_What the task requires:_ In the data below, find each line containing the string "JOIN" and return it.

Lines of data
§
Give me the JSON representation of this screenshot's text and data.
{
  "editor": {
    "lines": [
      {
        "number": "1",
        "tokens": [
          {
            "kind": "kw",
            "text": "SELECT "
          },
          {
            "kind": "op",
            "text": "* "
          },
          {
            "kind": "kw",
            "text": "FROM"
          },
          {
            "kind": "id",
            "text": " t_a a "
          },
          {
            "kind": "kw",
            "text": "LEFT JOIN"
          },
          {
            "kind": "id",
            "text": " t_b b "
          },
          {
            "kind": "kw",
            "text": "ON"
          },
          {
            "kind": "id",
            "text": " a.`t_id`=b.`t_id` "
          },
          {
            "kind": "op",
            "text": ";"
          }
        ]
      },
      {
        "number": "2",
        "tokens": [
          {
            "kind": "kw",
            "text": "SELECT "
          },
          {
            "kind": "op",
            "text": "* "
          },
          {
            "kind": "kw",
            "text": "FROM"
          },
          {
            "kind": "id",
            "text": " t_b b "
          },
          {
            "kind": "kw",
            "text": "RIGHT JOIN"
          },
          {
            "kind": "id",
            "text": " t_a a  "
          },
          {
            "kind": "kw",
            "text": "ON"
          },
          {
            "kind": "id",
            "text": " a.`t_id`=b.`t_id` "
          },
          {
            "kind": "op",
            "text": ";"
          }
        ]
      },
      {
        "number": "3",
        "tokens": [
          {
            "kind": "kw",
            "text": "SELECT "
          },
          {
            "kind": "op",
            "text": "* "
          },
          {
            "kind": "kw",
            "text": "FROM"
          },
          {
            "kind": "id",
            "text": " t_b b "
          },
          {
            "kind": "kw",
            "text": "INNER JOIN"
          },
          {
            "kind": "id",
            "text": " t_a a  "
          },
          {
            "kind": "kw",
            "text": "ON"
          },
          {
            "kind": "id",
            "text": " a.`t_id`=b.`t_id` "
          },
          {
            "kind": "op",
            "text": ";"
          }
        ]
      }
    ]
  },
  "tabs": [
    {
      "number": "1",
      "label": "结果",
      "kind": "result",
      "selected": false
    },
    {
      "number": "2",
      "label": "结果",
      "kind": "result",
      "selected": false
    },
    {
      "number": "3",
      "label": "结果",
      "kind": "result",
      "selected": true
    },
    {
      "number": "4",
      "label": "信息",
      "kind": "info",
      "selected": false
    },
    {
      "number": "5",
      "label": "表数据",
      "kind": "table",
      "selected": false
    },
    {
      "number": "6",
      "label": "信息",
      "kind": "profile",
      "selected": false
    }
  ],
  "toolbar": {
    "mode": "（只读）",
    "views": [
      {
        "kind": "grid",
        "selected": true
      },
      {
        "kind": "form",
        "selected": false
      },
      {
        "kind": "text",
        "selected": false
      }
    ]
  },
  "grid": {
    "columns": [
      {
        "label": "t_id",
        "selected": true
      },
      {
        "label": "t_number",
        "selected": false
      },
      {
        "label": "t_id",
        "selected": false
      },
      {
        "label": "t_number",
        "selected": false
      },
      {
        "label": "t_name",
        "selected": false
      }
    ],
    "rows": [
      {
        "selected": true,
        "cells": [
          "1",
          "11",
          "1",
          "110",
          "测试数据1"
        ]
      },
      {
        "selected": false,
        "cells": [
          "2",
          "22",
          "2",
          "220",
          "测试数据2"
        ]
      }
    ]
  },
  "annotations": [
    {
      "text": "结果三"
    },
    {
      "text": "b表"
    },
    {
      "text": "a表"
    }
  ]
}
§
_Solution to the problem:_
            "text": "LEFT JOIN"
            "text": "RIGHT JOIN"
            "text": "INNER JOIN"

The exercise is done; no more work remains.